__Task brief__. Reproduce the entries below in full, word for word.

__Extracted data__.
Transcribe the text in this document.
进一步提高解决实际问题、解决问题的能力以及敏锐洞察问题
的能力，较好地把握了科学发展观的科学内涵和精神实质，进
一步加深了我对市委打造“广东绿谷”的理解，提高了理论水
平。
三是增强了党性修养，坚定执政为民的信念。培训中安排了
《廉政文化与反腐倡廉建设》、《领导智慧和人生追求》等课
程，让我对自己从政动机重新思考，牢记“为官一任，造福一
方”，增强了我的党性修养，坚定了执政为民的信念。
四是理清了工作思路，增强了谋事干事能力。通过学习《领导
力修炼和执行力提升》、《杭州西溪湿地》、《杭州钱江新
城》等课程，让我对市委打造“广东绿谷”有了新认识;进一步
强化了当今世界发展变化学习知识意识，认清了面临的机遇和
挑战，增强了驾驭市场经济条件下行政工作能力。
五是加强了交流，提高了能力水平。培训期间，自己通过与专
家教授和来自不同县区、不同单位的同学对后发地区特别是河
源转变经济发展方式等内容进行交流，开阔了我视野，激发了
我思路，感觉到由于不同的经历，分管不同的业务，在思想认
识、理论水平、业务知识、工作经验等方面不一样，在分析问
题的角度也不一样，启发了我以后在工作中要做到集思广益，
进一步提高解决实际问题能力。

__Final result__.
Transcribe the text in this document.
进一步提高解决实际问题、解决问题的能力以及敏锐洞察问题
的能力，较好地把握了科学发展观的科学内涵和精神实质，进
一步加深了我对市委打造“广东绿谷”的理解，提高了理论水
平。
三是增强了党性修养，坚定执政为民的信念。培训中安排了
《廉政文化与反腐倡廉建设》、《领导智慧和人生追求》等课
程，让我对自己从政动机重新思考，牢记“为官一任，造福一
方”，增强了我的党性修养，坚定了执政为民的信念。
四是理清了工作思路，增强了谋事干事能力。通过学习《领导
力修炼和执行力提升》、《杭州西溪湿地》、《杭州钱江新
城》等课程，让我对市委打造“广东绿谷”有了新认识;进一步
强化了当今世界发展变化学习知识意识，认清了面临的机遇和
挑战，增强了驾驭市场经济条件下行政工作能力。
五是加强了交流，提高了能力水平。培训期间，自己通过与专
家教授和来自不同县区、不同单位的同学对后发地区特别是河
源转变经济发展方式等内容进行交流，开阔了我视野，激发了
我思路，感觉到由于不同的经历，分管不同的业务，在思想认
识、理论水平、业务知识、工作经验等方面不一样，在分析问
题的角度也不一样，启发了我以后在工作中要做到集思广益，
进一步提高解决实际问题能力。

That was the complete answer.